* Exercise instructions
Render every entry verbatim.

* Working data
..............................

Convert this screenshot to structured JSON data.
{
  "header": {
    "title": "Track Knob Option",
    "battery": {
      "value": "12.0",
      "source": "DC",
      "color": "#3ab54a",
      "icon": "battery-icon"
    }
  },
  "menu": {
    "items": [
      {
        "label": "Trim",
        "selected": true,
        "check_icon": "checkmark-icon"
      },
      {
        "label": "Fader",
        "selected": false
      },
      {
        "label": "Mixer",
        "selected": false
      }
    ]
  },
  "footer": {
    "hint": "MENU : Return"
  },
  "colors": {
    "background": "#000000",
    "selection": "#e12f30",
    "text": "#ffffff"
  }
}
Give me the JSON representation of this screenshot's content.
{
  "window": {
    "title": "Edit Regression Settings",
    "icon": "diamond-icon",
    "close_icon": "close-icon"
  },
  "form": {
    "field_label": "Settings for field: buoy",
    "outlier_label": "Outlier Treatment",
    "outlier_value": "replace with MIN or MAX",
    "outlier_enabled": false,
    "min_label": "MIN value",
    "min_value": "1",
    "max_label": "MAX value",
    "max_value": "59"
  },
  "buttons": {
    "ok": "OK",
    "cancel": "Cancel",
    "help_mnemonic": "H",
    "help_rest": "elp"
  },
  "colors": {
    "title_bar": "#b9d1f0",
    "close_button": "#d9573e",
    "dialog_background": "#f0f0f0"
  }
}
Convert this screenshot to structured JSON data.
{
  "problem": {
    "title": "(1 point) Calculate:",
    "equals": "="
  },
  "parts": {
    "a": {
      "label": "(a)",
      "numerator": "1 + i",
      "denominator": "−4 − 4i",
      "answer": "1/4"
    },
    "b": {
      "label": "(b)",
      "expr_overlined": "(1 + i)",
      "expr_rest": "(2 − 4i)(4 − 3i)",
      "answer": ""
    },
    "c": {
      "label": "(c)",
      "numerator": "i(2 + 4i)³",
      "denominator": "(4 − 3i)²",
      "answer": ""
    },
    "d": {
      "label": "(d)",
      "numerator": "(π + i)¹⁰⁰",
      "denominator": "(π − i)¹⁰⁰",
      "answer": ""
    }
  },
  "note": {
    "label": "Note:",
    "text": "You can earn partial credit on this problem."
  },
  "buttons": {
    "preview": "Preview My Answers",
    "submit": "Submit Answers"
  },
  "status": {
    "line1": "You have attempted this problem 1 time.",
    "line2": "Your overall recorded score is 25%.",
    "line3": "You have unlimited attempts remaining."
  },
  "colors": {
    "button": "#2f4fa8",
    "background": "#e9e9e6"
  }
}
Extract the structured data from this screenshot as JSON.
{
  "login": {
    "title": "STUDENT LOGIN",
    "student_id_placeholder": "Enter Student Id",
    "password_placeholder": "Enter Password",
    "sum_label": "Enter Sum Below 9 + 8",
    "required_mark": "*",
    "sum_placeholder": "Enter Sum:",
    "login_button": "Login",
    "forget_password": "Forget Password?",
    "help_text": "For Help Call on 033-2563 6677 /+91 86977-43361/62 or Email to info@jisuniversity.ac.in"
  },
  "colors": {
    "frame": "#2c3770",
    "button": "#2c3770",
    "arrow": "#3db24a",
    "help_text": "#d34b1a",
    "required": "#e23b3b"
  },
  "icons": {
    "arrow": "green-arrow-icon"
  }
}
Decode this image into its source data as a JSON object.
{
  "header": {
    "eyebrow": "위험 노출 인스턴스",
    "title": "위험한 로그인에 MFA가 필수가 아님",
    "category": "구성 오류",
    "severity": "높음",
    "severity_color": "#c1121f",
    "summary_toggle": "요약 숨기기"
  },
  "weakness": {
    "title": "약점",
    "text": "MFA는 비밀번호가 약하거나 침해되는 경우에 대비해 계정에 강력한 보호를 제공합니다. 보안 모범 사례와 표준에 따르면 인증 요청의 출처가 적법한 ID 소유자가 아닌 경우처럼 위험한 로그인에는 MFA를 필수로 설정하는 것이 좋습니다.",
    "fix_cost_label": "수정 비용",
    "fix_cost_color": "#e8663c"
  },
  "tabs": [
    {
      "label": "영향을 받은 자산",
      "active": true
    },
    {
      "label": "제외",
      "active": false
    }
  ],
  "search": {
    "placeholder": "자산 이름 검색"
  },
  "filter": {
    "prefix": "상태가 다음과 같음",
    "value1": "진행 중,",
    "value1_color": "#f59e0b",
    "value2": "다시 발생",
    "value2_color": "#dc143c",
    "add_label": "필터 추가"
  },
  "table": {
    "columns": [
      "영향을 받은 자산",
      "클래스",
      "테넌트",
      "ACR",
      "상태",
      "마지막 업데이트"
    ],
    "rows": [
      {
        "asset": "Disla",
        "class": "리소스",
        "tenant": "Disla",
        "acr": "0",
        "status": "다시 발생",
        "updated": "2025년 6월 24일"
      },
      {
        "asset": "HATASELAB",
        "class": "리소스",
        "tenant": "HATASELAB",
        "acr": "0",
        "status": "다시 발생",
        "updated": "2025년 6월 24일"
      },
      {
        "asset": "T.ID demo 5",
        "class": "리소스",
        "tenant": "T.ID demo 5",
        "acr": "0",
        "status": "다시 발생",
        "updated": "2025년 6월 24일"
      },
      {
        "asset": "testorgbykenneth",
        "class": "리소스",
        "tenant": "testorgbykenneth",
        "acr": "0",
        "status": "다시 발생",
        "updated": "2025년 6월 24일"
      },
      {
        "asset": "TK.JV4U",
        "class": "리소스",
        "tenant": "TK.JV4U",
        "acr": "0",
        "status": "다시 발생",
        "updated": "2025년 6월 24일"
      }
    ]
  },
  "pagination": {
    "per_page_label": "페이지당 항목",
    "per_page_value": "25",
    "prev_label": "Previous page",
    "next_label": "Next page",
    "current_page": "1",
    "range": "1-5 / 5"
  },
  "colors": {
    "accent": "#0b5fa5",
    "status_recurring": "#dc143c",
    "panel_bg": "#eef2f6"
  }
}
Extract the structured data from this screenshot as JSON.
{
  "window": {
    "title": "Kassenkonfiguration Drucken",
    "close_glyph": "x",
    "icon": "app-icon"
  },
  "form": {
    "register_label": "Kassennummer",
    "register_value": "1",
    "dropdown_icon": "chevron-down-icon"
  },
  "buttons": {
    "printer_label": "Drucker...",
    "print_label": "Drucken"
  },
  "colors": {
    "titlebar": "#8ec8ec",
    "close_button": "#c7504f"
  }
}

..............................

* Answer
Convert this screenshot to structured JSON data.
{
  "header": {
    "title": "Track Knob Option",
    "battery": {
      "value": "12.0",
      "source": "DC",
      "color": "#3ab54a",
      "icon": "battery-icon"
    }
  },
  "menu": {
    "items": [
      {
        "label": "Trim",
        "selected": true,
        "check_icon": "checkmark-icon"
      },
      {
        "label": "Fader",
        "selected": false
      },
      {
        "label": "Mixer",
        "selected": false
      }
    ]
  },
  "footer": {
    "hint": "MENU : Return"
  },
  "colors": {
    "background": "#000000",
    "selection": "#e12f30",
    "text": "#ffffff"
  }
}
Give me the JSON representation of this screenshot's content.
{
  "window": {
    "title": "Edit Regression Settings",
    "icon": "diamond-icon",
    "close_icon": "close-icon"
  },
  "form": {
    "field_label": "Settings for field: buoy",
    "outlier_label": "Outlier Treatment",
    "outlier_value": "replace with MIN or MAX",
    "outlier_enabled": false,
    "min_label": "MIN value",
    "min_value": "1",
    "max_label": "MAX value",
    "max_value": "59"
  },
  "buttons": {
    "ok": "OK",
    "cancel": "Cancel",
    "help_mnemonic": "H",
    "help_rest": "elp"
  },
  "colors": {
    "title_bar": "#b9d1f0",
    "close_button": "#d9573e",
    "dialog_background": "#f0f0f0"
  }
}
Convert this screenshot to structured JSON data.
{
  "problem": {
    "title": "(1 point) Calculate:",
    "equals": "="
  },
  "parts": {
    "a": {
      "label": "(a)",
      "numerator": "1 + i",
      "denominator": "−4 − 4i",
      "answer": "1/4"
    },
    "b": {
      "label": "(b)",
      "expr_overlined": "(1 + i)",
      "expr_rest": "(2 − 4i)(4 − 3i)",
      "answer": ""
    },
    "c": {
      "label": "(c)",
      "numerator": "i(2 + 4i)³",
      "denominator": "(4 − 3i)²",
      "answer": ""
    },
    "d": {
      "label": "(d)",
      "numerator": "(π + i)¹⁰⁰",
      "denominator": "(π − i)¹⁰⁰",
      "answer": ""
    }
  },
  "note": {
    "label": "Note:",
    "text": "You can earn partial credit on this problem."
  },
  "buttons": {
    "preview": "Preview My Answers",
    "submit": "Submit Answers"
  },
  "status": {
    "line1": "You have attempted this problem 1 time.",
    "line2": "Your overall recorded score is 25%.",
    "line3": "You have unlimited attempts remaining."
  },
  "colors": {
    "button": "#2f4fa8",
    "background": "#e9e9e6"
  }
}
Extract the structured data from this screenshot as JSON.
{
  "login": {
    "title": "STUDENT LOGIN",
    "student_id_placeholder": "Enter Student Id",
    "password_placeholder": "Enter Password",
    "sum_label": "Enter Sum Below 9 + 8",
    "required_mark": "*",
    "sum_placeholder": "Enter Sum:",
    "login_button": "Login",
    "forget_password": "Forget Password?",
    "help_text": "For Help Call on 033-2563 6677 /+91 86977-43361/62 or Email to info@jisuniversity.ac.in"
  },
  "colors": {
    "frame": "#2c3770",
    "button": "#2c3770",
    "arrow": "#3db24a",
    "help_text": "#d34b1a",
    "required": "#e23b3b"
  },
  "icons": {
    "arrow": "green-arrow-icon"
  }
}
Decode this image into its source data as a JSON object.
{
  "header": {
    "eyebrow": "위험 노출 인스턴스",
    "title": "위험한 로그인에 MFA가 필수가 아님",
    "category": "구성 오류",
    "severity": "높음",
    "severity_color": "#c1121f",
    "summary_toggle": "요약 숨기기"
  },
  "weakness": {
    "title": "약점",
    "text": "MFA는 비밀번호가 약하거나 침해되는 경우에 대비해 계정에 강력한 보호를 제공합니다. 보안 모범 사례와 표준에 따르면 인증 요청의 출처가 적법한 ID 소유자가 아닌 경우처럼 위험한 로그인에는 MFA를 필수로 설정하는 것이 좋습니다.",
    "fix_cost_label": "수정 비용",
    "fix_cost_color": "#e8663c"
  },
  "tabs": [
    {
      "label": "영향을 받은 자산",
      "active": true
    },
    {
      "label": "제외",
      "active": false
    }
  ],
  "search": {
    "placeholder": "자산 이름 검색"
  },
  "filter": {
    "prefix": "상태가 다음과 같음",
    "value1": "진행 중,",
    "value1_color": "#f59e0b",
    "value2": "다시 발생",
    "value2_color": "#dc143c",
    "add_label": "필터 추가"
  },
  "table": {
    "columns": [
      "영향을 받은 자산",
      "클래스",
      "테넌트",
      "ACR",
      "상태",
      "마지막 업데이트"
    ],
    "rows": [
      {
        "asset": "Disla",
        "class": "리소스",
        "tenant": "Disla",
        "acr": "0",
        "status": "다시 발생",
        "updated": "2025년 6월 24일"
      },
      {
        "asset": "HATASELAB",
        "class": "리소스",
        "tenant": "HATASELAB",
        "acr": "0",
        "status": "다시 발생",
        "updated": "2025년 6월 24일"
      },
      {
        "asset": "T.ID demo 5",
        "class": "리소스",
        "tenant": "T.ID demo 5",
        "acr": "0",
        "status": "다시 발생",
        "updated": "2025년 6월 24일"
      },
      {
        "asset": "testorgbykenneth",
        "class": "리소스",
        "tenant": "testorgbykenneth",
        "acr": "0",
        "status": "다시 발생",
        "updated": "2025년 6월 24일"
      },
      {
        "asset": "TK.JV4U",
        "class": "리소스",
        "tenant": "TK.JV4U",
        "acr": "0",
        "status": "다시 발생",
        "updated": "2025년 6월 24일"
      }
    ]
  },
  "pagination": {
    "per_page_label": "페이지당 항목",
    "per_page_value": "25",
    "prev_label": "Previous page",
    "next_label": "Next page",
    "current_page": "1",
    "range": "1-5 / 5"
  },
  "colors": {
    "accent": "#0b5fa5",
    "status_recurring": "#dc143c",
    "panel_bg": "#eef2f6"
  }
}
Extract the structured data from this screenshot as JSON.
{
  "window": {
    "title": "Kassenkonfiguration Drucken",
    "close_glyph": "x",
    "icon": "app-icon"
  },
  "form": {
    "register_label": "Kassennummer",
    "register_value": "1",
    "dropdown_icon": "chevron-down-icon"
  },
  "buttons": {
    "printer_label": "Drucker...",
    "print_label": "Drucken"
  },
  "colors": {
    "titlebar": "#8ec8ec",
    "close_button": "#c7504f"
  }
}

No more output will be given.